* start *

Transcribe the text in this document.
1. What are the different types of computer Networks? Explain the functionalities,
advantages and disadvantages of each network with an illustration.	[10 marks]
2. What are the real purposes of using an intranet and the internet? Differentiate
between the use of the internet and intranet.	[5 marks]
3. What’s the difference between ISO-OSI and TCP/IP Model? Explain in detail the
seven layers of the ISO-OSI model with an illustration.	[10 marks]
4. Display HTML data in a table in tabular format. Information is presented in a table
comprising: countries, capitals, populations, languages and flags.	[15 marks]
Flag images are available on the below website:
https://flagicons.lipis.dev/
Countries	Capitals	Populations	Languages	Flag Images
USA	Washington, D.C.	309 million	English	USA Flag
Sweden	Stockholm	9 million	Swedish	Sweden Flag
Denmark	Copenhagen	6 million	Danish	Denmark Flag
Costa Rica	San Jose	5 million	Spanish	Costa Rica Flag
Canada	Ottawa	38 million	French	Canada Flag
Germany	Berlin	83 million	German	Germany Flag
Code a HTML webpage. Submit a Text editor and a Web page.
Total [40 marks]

* end *

» What you need to do
All lines in the data that contain the word "HTML" should be copied.

» Exercise answer
4. Display HTML data in a table in tabular format. Information is presented in a table
Code a HTML webpage. Submit a Text editor and a Web page.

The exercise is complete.